[Figure record listings]
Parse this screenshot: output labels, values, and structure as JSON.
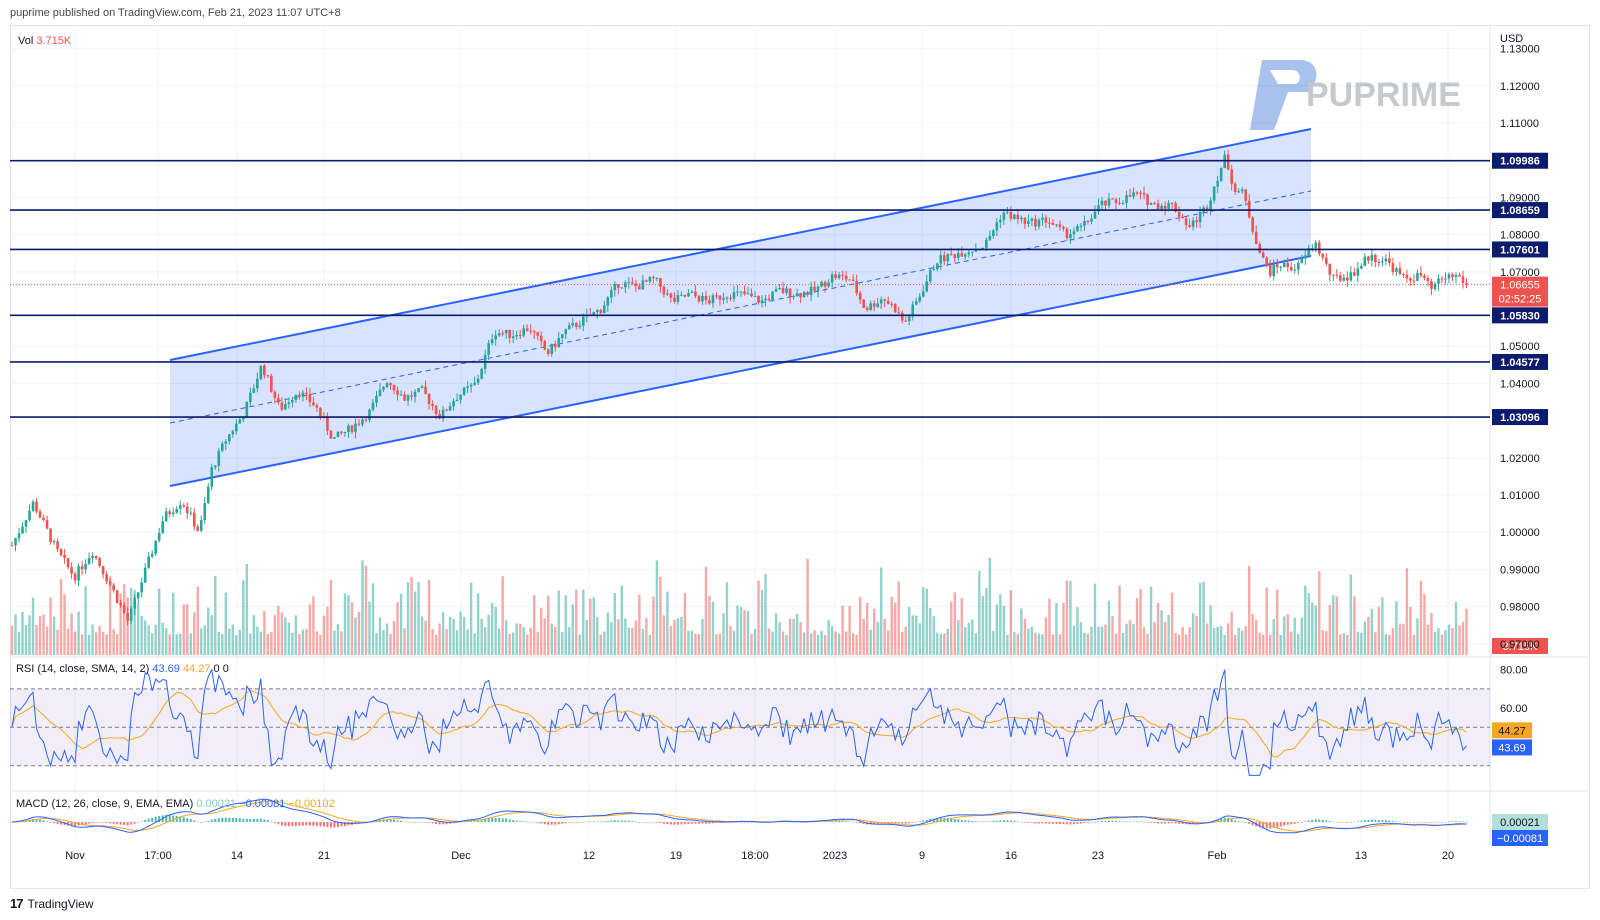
{
  "header": {
    "published": "puprime published on TradingView.com, Feb 21, 2023 11:07 UTC+8"
  },
  "brand": {
    "watermark": "PUPRIME",
    "footer": "TradingView"
  },
  "colors": {
    "up": "#26a69a",
    "down": "#ef5350",
    "level": "#0d1b6e",
    "channel": "#2962ff",
    "rsi": "#2962ff",
    "rsi_ma": "#f5a623"
  },
  "chart_data": [
    {
      "type": "candlestick",
      "panel": "price",
      "currency": "USD",
      "y_ticks": [
        "1.13000",
        "1.12000",
        "1.11000",
        "1.09000",
        "1.08000",
        "1.07000",
        "1.05000",
        "1.04000",
        "1.02000",
        "1.01000",
        "1.00000",
        "0.99000",
        "0.98000",
        "0.97000"
      ],
      "ylim": [
        0.967,
        1.135
      ],
      "x_ticks": [
        "Nov",
        "17:00",
        "14",
        "21",
        "Dec",
        "12",
        "19",
        "18:00",
        "2023",
        "9",
        "16",
        "23",
        "Feb",
        "13",
        "20"
      ],
      "horizontal_levels": [
        "1.09986",
        "1.08659",
        "1.07601",
        "1.05830",
        "1.04577",
        "1.03096"
      ],
      "last_price": "1.06655",
      "countdown": "02:52:25",
      "path_points": [
        [
          0,
          0.9965
        ],
        [
          12,
          1.008
        ],
        [
          25,
          0.995
        ],
        [
          35,
          0.988
        ],
        [
          45,
          0.995
        ],
        [
          55,
          0.986
        ],
        [
          65,
          0.976
        ],
        [
          75,
          0.99
        ],
        [
          85,
          1.004
        ],
        [
          95,
          1.0085
        ],
        [
          105,
          1.0
        ],
        [
          112,
          1.017
        ],
        [
          120,
          1.025
        ],
        [
          130,
          1.032
        ],
        [
          140,
          1.045
        ],
        [
          150,
          1.033
        ],
        [
          160,
          1.038
        ],
        [
          170,
          1.034
        ],
        [
          180,
          1.025
        ],
        [
          190,
          1.028
        ],
        [
          200,
          1.032
        ],
        [
          210,
          1.041
        ],
        [
          220,
          1.036
        ],
        [
          230,
          1.038
        ],
        [
          240,
          1.031
        ],
        [
          248,
          1.036
        ],
        [
          260,
          1.04
        ],
        [
          270,
          1.054
        ],
        [
          280,
          1.053
        ],
        [
          290,
          1.055
        ],
        [
          300,
          1.048
        ],
        [
          310,
          1.054
        ],
        [
          320,
          1.057
        ],
        [
          330,
          1.06
        ],
        [
          340,
          1.067
        ],
        [
          350,
          1.066
        ],
        [
          360,
          1.068
        ],
        [
          370,
          1.062
        ],
        [
          380,
          1.064
        ],
        [
          390,
          1.062
        ],
        [
          400,
          1.064
        ],
        [
          410,
          1.064
        ],
        [
          420,
          1.062
        ],
        [
          430,
          1.065
        ],
        [
          440,
          1.064
        ],
        [
          450,
          1.065
        ],
        [
          460,
          1.069
        ],
        [
          470,
          1.068
        ],
        [
          478,
          1.06
        ],
        [
          488,
          1.063
        ],
        [
          495,
          1.06
        ],
        [
          500,
          1.056
        ],
        [
          508,
          1.063
        ],
        [
          518,
          1.073
        ],
        [
          530,
          1.075
        ],
        [
          545,
          1.077
        ],
        [
          555,
          1.086
        ],
        [
          570,
          1.083
        ],
        [
          580,
          1.084
        ],
        [
          590,
          1.08
        ],
        [
          600,
          1.082
        ],
        [
          610,
          1.088
        ],
        [
          620,
          1.089
        ],
        [
          630,
          1.091
        ],
        [
          640,
          1.088
        ],
        [
          650,
          1.088
        ],
        [
          660,
          1.082
        ],
        [
          670,
          1.088
        ],
        [
          675,
          1.095
        ],
        [
          680,
          1.101
        ],
        [
          685,
          1.092
        ],
        [
          690,
          1.091
        ],
        [
          695,
          1.082
        ],
        [
          700,
          1.074
        ],
        [
          705,
          1.07
        ],
        [
          710,
          1.072
        ],
        [
          720,
          1.071
        ],
        [
          730,
          1.078
        ],
        [
          740,
          1.068
        ],
        [
          750,
          1.069
        ],
        [
          760,
          1.074
        ],
        [
          770,
          1.073
        ],
        [
          780,
          1.068
        ],
        [
          790,
          1.069
        ],
        [
          795,
          1.065
        ],
        [
          802,
          1.0685
        ],
        [
          810,
          1.069
        ],
        [
          815,
          1.0666
        ]
      ]
    },
    {
      "type": "bar",
      "panel": "volume",
      "title": "Vol",
      "last_value": "3.715K"
    },
    {
      "type": "line",
      "panel": "rsi",
      "title": "RSI (14, close, SMA, 14, 2)",
      "values_text": [
        "43.69",
        "44.27",
        "0",
        "0"
      ],
      "y_ticks": [
        "80.00",
        "60.00"
      ],
      "ylim": [
        20,
        85
      ],
      "band": [
        30,
        70
      ],
      "last_rsi": "43.69",
      "last_ma": "44.27"
    },
    {
      "type": "line",
      "panel": "macd",
      "title": "MACD (12, 26, close, 9, EMA, EMA)",
      "values_text": [
        "0.00021",
        "−0.00081",
        "−0.00102"
      ],
      "last_hist": "0.00021",
      "last_macd": "−0.00081"
    }
  ]
}
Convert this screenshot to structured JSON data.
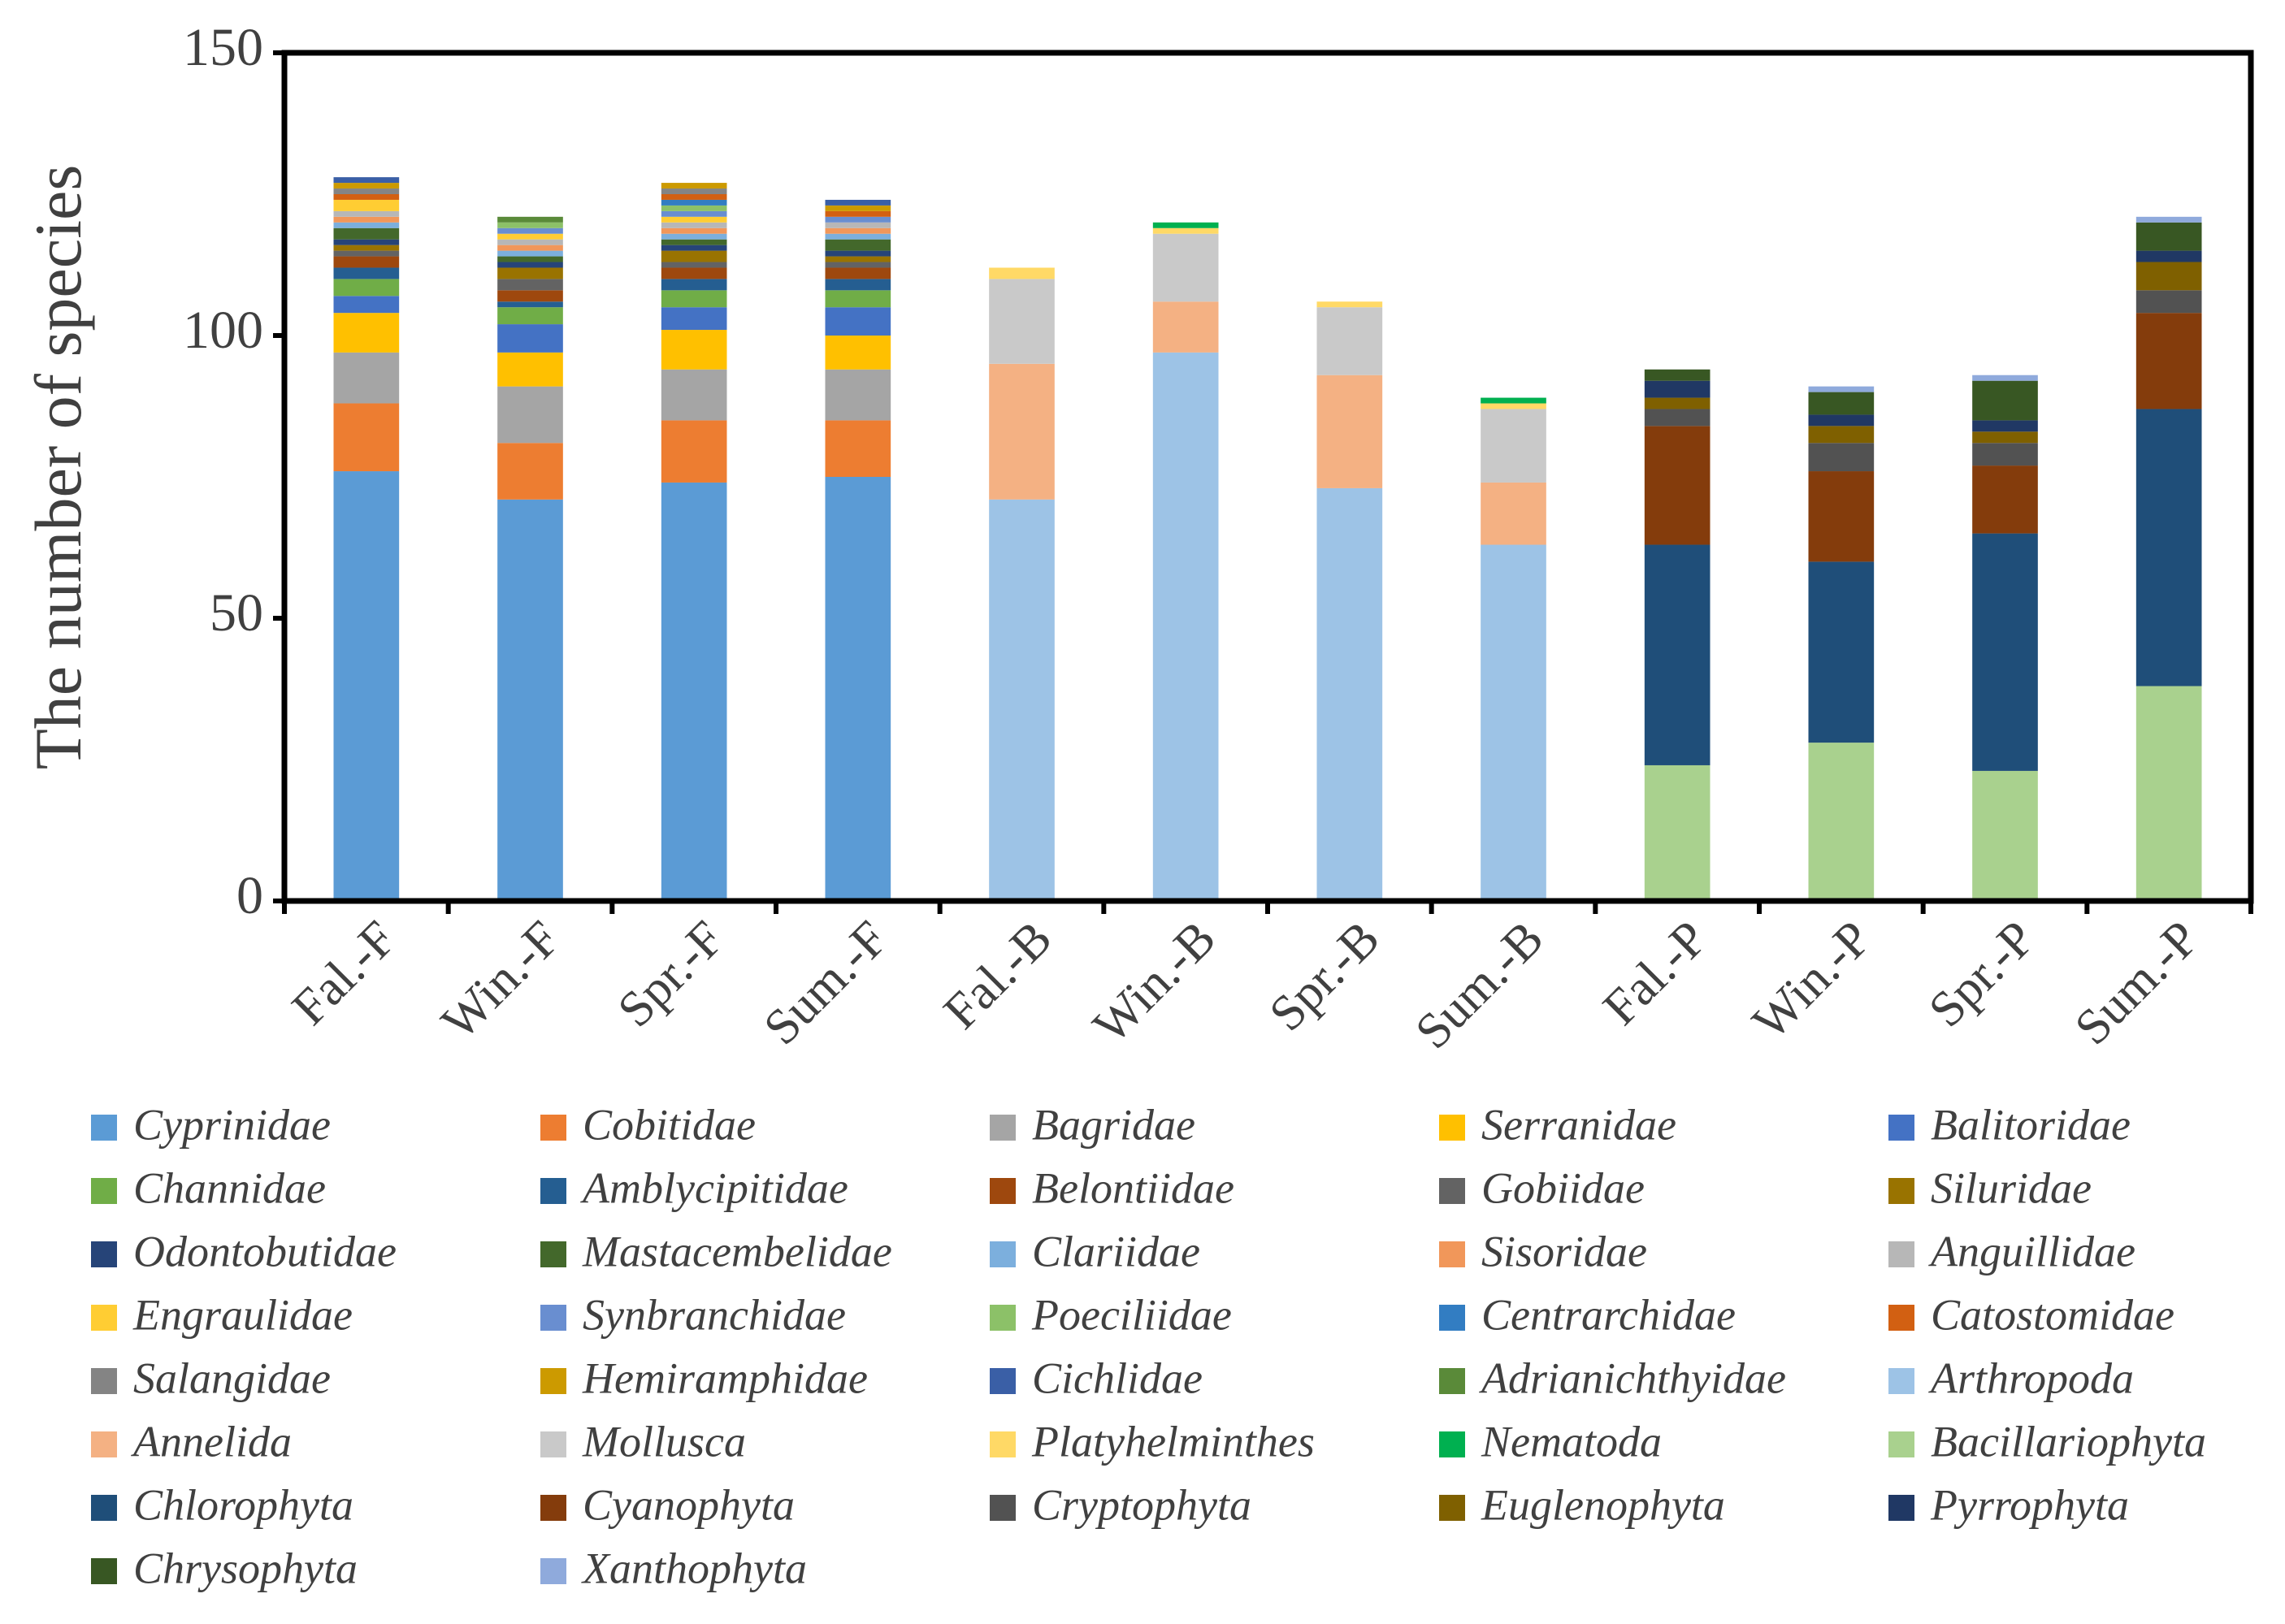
{
  "chart_data": {
    "type": "stacked_bar",
    "y_label": "The number of species",
    "categories": [
      "Fal.-F",
      "Win.-F",
      "Spr.-F",
      "Sum.-F",
      "Fal.-B",
      "Win.-B",
      "Spr.-B",
      "Sum.-B",
      "Fal.-P",
      "Win.-P",
      "Spr.-P",
      "Sum.-P"
    ],
    "ylim": [
      0,
      150
    ],
    "yticks": [
      0,
      50,
      100,
      150
    ],
    "series": [
      {
        "name": "Cyprinidae",
        "color": "#5b9bd5",
        "values": [
          76,
          71,
          74,
          75,
          0,
          0,
          0,
          0,
          0,
          0,
          0,
          0
        ]
      },
      {
        "name": "Cobitidae",
        "color": "#ed7d31",
        "values": [
          12,
          10,
          11,
          10,
          0,
          0,
          0,
          0,
          0,
          0,
          0,
          0
        ]
      },
      {
        "name": "Bagridae",
        "color": "#a5a5a5",
        "values": [
          9,
          10,
          9,
          9,
          0,
          0,
          0,
          0,
          0,
          0,
          0,
          0
        ]
      },
      {
        "name": "Serranidae",
        "color": "#ffc000",
        "values": [
          7,
          6,
          7,
          6,
          0,
          0,
          0,
          0,
          0,
          0,
          0,
          0
        ]
      },
      {
        "name": "Balitoridae",
        "color": "#4472c4",
        "values": [
          3,
          5,
          4,
          5,
          0,
          0,
          0,
          0,
          0,
          0,
          0,
          0
        ]
      },
      {
        "name": "Channidae",
        "color": "#70ad47",
        "values": [
          3,
          3,
          3,
          3,
          0,
          0,
          0,
          0,
          0,
          0,
          0,
          0
        ]
      },
      {
        "name": "Amblycipitidae",
        "color": "#255e91",
        "values": [
          2,
          1,
          2,
          2,
          0,
          0,
          0,
          0,
          0,
          0,
          0,
          0
        ]
      },
      {
        "name": "Belontiidae",
        "color": "#9e480e",
        "values": [
          2,
          2,
          2,
          2,
          0,
          0,
          0,
          0,
          0,
          0,
          0,
          0
        ]
      },
      {
        "name": "Gobiidae",
        "color": "#636363",
        "values": [
          1,
          2,
          1,
          1,
          0,
          0,
          0,
          0,
          0,
          0,
          0,
          0
        ]
      },
      {
        "name": "Siluridae",
        "color": "#997300",
        "values": [
          1,
          2,
          2,
          1,
          0,
          0,
          0,
          0,
          0,
          0,
          0,
          0
        ]
      },
      {
        "name": "Odontobutidae",
        "color": "#264478",
        "values": [
          1,
          1,
          1,
          1,
          0,
          0,
          0,
          0,
          0,
          0,
          0,
          0
        ]
      },
      {
        "name": "Mastacembelidae",
        "color": "#43682b",
        "values": [
          2,
          1,
          1,
          2,
          0,
          0,
          0,
          0,
          0,
          0,
          0,
          0
        ]
      },
      {
        "name": "Clariidae",
        "color": "#7cafdd",
        "values": [
          1,
          1,
          1,
          1,
          0,
          0,
          0,
          0,
          0,
          0,
          0,
          0
        ]
      },
      {
        "name": "Sisoridae",
        "color": "#f1975a",
        "values": [
          1,
          1,
          1,
          1,
          0,
          0,
          0,
          0,
          0,
          0,
          0,
          0
        ]
      },
      {
        "name": "Anguillidae",
        "color": "#b7b7b7",
        "values": [
          1,
          1,
          1,
          1,
          0,
          0,
          0,
          0,
          0,
          0,
          0,
          0
        ]
      },
      {
        "name": "Engraulidae",
        "color": "#ffcd33",
        "values": [
          2,
          1,
          1,
          0,
          0,
          0,
          0,
          0,
          0,
          0,
          0,
          0
        ]
      },
      {
        "name": "Synbranchidae",
        "color": "#698ed0",
        "values": [
          0,
          1,
          1,
          1,
          0,
          0,
          0,
          0,
          0,
          0,
          0,
          0
        ]
      },
      {
        "name": "Poeciliidae",
        "color": "#8cc168",
        "values": [
          0,
          1,
          1,
          0,
          0,
          0,
          0,
          0,
          0,
          0,
          0,
          0
        ]
      },
      {
        "name": "Centrarchidae",
        "color": "#327dc2",
        "values": [
          0,
          0,
          1,
          0,
          0,
          0,
          0,
          0,
          0,
          0,
          0,
          0
        ]
      },
      {
        "name": "Catostomidae",
        "color": "#d26012",
        "values": [
          1,
          0,
          1,
          1,
          0,
          0,
          0,
          0,
          0,
          0,
          0,
          0
        ]
      },
      {
        "name": "Salangidae",
        "color": "#848484",
        "values": [
          1,
          0,
          1,
          0,
          0,
          0,
          0,
          0,
          0,
          0,
          0,
          0
        ]
      },
      {
        "name": "Hemiramphidae",
        "color": "#cc9a00",
        "values": [
          1,
          0,
          1,
          1,
          0,
          0,
          0,
          0,
          0,
          0,
          0,
          0
        ]
      },
      {
        "name": "Cichlidae",
        "color": "#3a5fa6",
        "values": [
          1,
          0,
          0,
          1,
          0,
          0,
          0,
          0,
          0,
          0,
          0,
          0
        ]
      },
      {
        "name": "Adrianichthyidae",
        "color": "#5a8a39",
        "values": [
          0,
          1,
          0,
          0,
          0,
          0,
          0,
          0,
          0,
          0,
          0,
          0
        ]
      },
      {
        "name": "Arthropoda",
        "color": "#9dc3e6",
        "values": [
          0,
          0,
          0,
          0,
          71,
          97,
          73,
          63,
          0,
          0,
          0,
          0
        ]
      },
      {
        "name": "Annelida",
        "color": "#f4b183",
        "values": [
          0,
          0,
          0,
          0,
          24,
          9,
          20,
          11,
          0,
          0,
          0,
          0
        ]
      },
      {
        "name": "Mollusca",
        "color": "#c9c9c9",
        "values": [
          0,
          0,
          0,
          0,
          15,
          12,
          12,
          13,
          0,
          0,
          0,
          0
        ]
      },
      {
        "name": "Platyhelminthes",
        "color": "#ffd966",
        "values": [
          0,
          0,
          0,
          0,
          2,
          1,
          1,
          1,
          0,
          0,
          0,
          0
        ]
      },
      {
        "name": "Nematoda",
        "color": "#00b050",
        "values": [
          0,
          0,
          0,
          0,
          0,
          1,
          0,
          1,
          0,
          0,
          0,
          0
        ]
      },
      {
        "name": "Bacillariophyta",
        "color": "#a9d18e",
        "values": [
          0,
          0,
          0,
          0,
          0,
          0,
          0,
          0,
          24,
          28,
          23,
          38
        ]
      },
      {
        "name": "Chlorophyta",
        "color": "#1f4e79",
        "values": [
          0,
          0,
          0,
          0,
          0,
          0,
          0,
          0,
          39,
          32,
          42,
          49
        ]
      },
      {
        "name": "Cyanophyta",
        "color": "#843c0c",
        "values": [
          0,
          0,
          0,
          0,
          0,
          0,
          0,
          0,
          21,
          16,
          12,
          17
        ]
      },
      {
        "name": "Cryptophyta",
        "color": "#525252",
        "values": [
          0,
          0,
          0,
          0,
          0,
          0,
          0,
          0,
          3,
          5,
          4,
          4
        ]
      },
      {
        "name": "Euglenophyta",
        "color": "#7f6000",
        "values": [
          0,
          0,
          0,
          0,
          0,
          0,
          0,
          0,
          2,
          3,
          2,
          5
        ]
      },
      {
        "name": "Pyrrophyta",
        "color": "#203864",
        "values": [
          0,
          0,
          0,
          0,
          0,
          0,
          0,
          0,
          3,
          2,
          2,
          2
        ]
      },
      {
        "name": "Chrysophyta",
        "color": "#385723",
        "values": [
          0,
          0,
          0,
          0,
          0,
          0,
          0,
          0,
          2,
          4,
          7,
          5
        ]
      },
      {
        "name": "Xanthophyta",
        "color": "#8faadc",
        "values": [
          0,
          0,
          0,
          0,
          0,
          0,
          0,
          0,
          0,
          1,
          1,
          1
        ]
      }
    ]
  }
}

* _Aim_
State only the count of lines above that hold the string "JSON".

* _Exercise solution_
2